----- Supplied records

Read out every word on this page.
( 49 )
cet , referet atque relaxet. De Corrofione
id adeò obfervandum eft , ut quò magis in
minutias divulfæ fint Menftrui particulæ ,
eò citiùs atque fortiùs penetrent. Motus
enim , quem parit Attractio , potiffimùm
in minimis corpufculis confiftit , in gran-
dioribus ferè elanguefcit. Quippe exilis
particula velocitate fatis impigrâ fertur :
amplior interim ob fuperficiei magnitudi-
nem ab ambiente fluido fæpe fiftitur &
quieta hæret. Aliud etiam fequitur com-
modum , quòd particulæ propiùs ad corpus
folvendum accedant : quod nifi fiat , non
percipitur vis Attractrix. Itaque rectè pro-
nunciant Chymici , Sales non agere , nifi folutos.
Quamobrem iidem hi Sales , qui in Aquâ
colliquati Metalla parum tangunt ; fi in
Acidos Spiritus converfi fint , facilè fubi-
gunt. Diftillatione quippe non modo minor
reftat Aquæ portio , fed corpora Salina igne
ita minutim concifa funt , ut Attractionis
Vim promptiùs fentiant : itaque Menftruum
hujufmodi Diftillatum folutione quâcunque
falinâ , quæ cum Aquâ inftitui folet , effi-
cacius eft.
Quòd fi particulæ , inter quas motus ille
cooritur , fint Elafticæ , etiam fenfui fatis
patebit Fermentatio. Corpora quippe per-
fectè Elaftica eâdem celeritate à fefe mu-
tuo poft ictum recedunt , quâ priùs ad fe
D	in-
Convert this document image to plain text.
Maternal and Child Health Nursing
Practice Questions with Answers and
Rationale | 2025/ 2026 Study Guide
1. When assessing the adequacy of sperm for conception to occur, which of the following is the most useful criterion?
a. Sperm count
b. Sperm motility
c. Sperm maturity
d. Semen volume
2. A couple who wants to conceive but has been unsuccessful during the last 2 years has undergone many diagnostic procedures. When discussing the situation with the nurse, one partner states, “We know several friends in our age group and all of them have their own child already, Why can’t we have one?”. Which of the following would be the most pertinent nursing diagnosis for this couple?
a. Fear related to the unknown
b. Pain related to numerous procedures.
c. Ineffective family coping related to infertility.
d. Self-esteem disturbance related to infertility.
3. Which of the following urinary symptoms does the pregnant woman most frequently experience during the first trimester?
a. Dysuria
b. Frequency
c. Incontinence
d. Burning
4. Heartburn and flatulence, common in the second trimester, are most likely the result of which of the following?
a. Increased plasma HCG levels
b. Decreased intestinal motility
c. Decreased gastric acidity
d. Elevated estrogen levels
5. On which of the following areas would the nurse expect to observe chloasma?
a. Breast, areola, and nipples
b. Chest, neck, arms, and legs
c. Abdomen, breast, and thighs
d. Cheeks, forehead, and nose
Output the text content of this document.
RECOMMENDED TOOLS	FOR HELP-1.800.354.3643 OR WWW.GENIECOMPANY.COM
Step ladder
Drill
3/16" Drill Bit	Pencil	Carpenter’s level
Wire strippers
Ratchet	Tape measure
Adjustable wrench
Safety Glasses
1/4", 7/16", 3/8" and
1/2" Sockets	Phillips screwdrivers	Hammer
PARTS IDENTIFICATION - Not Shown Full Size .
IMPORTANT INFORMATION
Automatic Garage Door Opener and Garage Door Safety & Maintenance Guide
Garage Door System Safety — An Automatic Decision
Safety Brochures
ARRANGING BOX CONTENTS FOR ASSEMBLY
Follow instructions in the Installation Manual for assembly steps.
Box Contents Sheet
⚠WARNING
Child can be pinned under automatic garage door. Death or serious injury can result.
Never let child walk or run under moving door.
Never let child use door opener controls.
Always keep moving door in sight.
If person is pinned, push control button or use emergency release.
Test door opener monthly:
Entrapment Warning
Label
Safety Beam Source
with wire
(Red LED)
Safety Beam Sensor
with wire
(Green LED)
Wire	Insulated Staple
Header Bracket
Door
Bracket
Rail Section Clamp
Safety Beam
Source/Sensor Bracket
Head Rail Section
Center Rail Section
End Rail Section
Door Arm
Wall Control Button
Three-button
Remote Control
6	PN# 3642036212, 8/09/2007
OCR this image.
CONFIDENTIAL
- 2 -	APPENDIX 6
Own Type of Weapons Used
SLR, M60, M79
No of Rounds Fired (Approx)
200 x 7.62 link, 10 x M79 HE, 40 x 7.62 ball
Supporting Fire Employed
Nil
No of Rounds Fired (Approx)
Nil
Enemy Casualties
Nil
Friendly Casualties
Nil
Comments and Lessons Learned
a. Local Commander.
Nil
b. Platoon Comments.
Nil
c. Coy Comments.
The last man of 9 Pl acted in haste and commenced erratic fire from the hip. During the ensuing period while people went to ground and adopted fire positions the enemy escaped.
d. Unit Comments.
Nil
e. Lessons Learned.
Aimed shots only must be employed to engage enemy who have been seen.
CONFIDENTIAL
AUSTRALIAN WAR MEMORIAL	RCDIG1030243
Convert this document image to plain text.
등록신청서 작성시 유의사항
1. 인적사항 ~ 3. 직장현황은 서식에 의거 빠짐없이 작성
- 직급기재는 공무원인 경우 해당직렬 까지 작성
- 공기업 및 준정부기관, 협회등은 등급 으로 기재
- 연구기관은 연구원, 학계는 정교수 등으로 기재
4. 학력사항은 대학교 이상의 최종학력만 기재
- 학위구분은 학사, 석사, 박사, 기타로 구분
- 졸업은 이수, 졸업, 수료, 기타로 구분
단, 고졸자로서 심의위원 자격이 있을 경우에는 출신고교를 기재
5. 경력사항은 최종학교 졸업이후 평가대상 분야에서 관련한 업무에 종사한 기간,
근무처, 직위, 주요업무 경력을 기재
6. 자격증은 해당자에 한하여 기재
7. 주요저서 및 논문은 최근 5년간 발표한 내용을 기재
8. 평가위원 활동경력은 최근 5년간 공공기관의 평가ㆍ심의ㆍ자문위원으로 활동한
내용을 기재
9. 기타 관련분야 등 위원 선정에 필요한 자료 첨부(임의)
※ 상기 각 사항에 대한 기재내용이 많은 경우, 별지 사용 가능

----------

[Written problem]
Pick out all lines containing the string "etiam".

[In response]
quieta hæret. Aliud etiam fequitur com-
cooritur , fint Elafticæ , etiam fenfui fatis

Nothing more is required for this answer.